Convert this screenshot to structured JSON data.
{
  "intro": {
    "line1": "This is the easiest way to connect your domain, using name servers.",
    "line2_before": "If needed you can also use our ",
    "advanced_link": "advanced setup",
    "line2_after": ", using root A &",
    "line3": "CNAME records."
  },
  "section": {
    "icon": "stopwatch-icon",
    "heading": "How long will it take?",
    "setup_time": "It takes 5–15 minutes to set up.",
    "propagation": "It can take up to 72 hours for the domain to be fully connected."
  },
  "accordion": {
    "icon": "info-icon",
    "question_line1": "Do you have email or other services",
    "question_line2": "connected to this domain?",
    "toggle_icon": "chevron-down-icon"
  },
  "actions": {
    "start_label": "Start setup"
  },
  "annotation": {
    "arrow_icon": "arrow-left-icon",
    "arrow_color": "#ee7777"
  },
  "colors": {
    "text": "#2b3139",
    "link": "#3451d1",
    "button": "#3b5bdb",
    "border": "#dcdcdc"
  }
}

★ ★ ★ ★

--- Task to carry out ---
Copy each line of the listing in which the word "using" can be found.

--- Task output ---
    "line1": "This is the easiest way to connect your domain, using name servers.",
    "line2_after": ", using root A &",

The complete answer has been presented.